Supplied passage:
For the following models, I use variables^[These variables do experience some collinearity, but were included anyway in an attempt to "cover all our bases" in regards to the demographic variables. Further research could better refine the choice of variables.] taken from the US Census 2018 Planning Database^[All descriptions taken from the Planning Database as well.], estimated for the election precincts through the areal interpolation method^[We removed from the dataset one outlier with a turnout rate of 124%, Precinct 7024. We believe this is a particularly egregious inaccuracy in the interpolation process of calculating population. The gaps in the maps in this chapter are Golden Gate Park (to the northwest), Crocker-Amazon Playground and John McLaren Park (to the south), and our removed precinct 7024 (to the southeast).]. All data is self-reported through the Census process^[In regards to the `female` variable: the Census specifically asks about binary sex; there are currently no questions about gender identity. We thus refer to this as "percentage female" later on to avoid undue conclusions as a result of this distinction.]. A description of these variables is in the [Appendix](#appendix).

Dataset section:

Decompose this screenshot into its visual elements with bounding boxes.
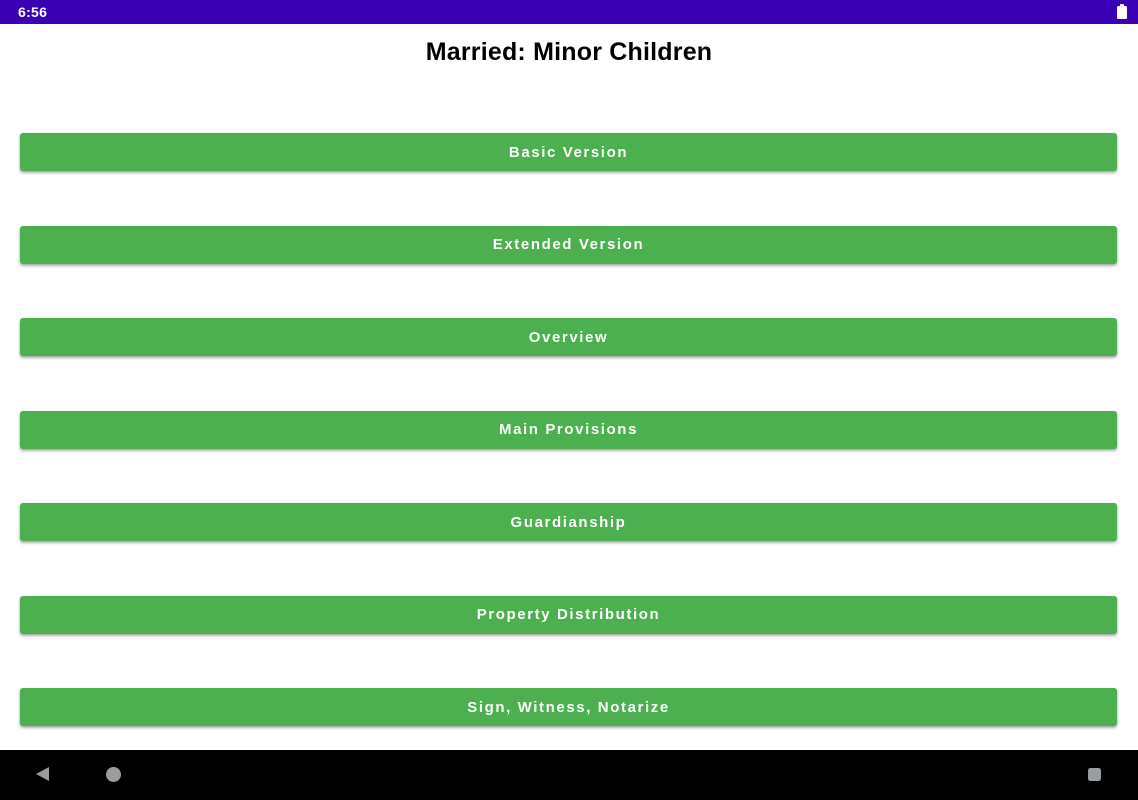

Task instructions: In the passage on the census variables, which precinct was removed from the dataset, and what turnout rate did it have?

Output for this exercise: Precinct 7024, which had a turnout rate of 124%.